Collection entries

↓↓↓

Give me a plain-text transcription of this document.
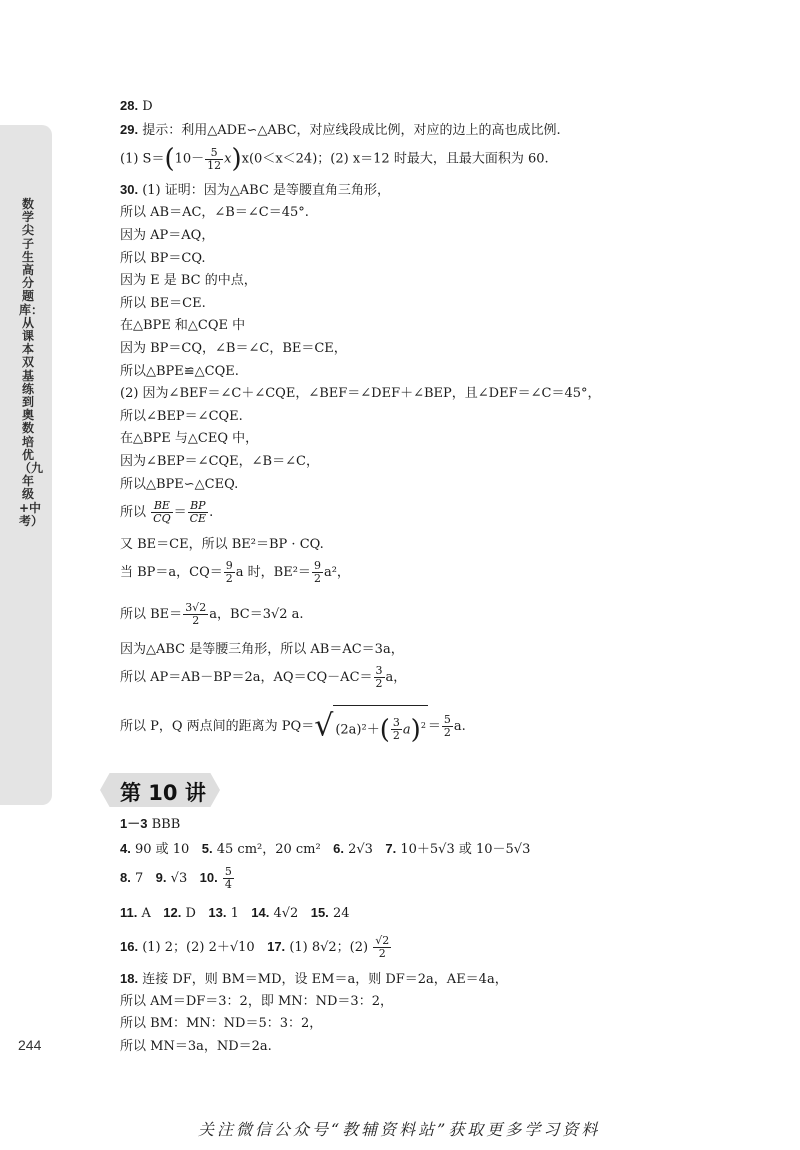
数学尖子生高分题库：从课本双基练到奥数培优（九年级+中考）
244
28. D
29. 提示：利用△ADE∽△ABC，对应线段成比例，对应的边上的高也成比例.
(1) $S=(10- \frac{5}{12} x)x(0<x<24)$；(2) x＝12 时最大，且最大面积为 60.
30. (1) 证明：因为△ABC 是等腰直角三角形，
所以 AB＝AC，∠B＝∠C＝45°.
因为 AP＝AQ，
所以 BP＝CQ.
因为 E 是 BC 的中点，
所以 BE＝CE.
在△BPE 和△CQE 中
因为 BP＝CQ，∠B＝∠C，BE＝CE，
所以△BPE≌△CQE.
(2) 因为∠BEF＝∠C＋∠CQE，∠BEF＝∠DEF＋∠BEP，且∠DEF＝∠C＝45°，
所以∠BEP＝∠CQE.
在△BPE 与△CEQ 中，
因为∠BEP＝∠CQE，∠B＝∠C，
所以△BPE∽△CEQ.
所以 $\frac{BE}{CQ} = \frac{BP}{CE}$ .
又 BE＝CE，所以 BE²＝BP · CQ.
当 BP＝a，$CQ= \frac{9}{2}$ a 时，$BE^2= \frac{9}{2} a^2$，
所以 $BE= \frac{3√2}{2}$ a，BC＝3√2 a.
因为△ABC 是等腰三角形，所以 AB＝AC＝3a，
所以 AP＝AB－BP＝2a，$AQ=CQ-AC= \frac{3}{2}$ a，
所以 P，Q 两点间的距离为 PQ＝√ $(2a)^2+( \frac{3}{2} a)^2 = \frac{5}{2} a$.
第 10 讲
1－3 BBB
4. 90 或 10 5. 45 cm²，20 cm² 6. 2√3 7. 10＋5√3 或 10－5√3
8. 7 9. √3 10. $\frac{5}{4}$
11. A 12. D 13. 1 14. 4√2 15. 24
16. (1) 2；(2) 2＋√10 17. (1) 8√2；$(2) \frac{√2}{2}$
18. 连接 DF，则 BM＝MD，设 EM＝a，则 DF＝2a，AE＝4a，
所以 AM＝DF＝3：2，即 MN：ND＝3：2，
所以 BM：MN：ND＝5：3：2，
所以 MN＝3a，ND＝2a.
关注微信公众号“教辅资料站”获取更多学习资料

↑↑↑

To be done: How many lines in the records above hold the word "frac"? Give only the number.

Final answer: 8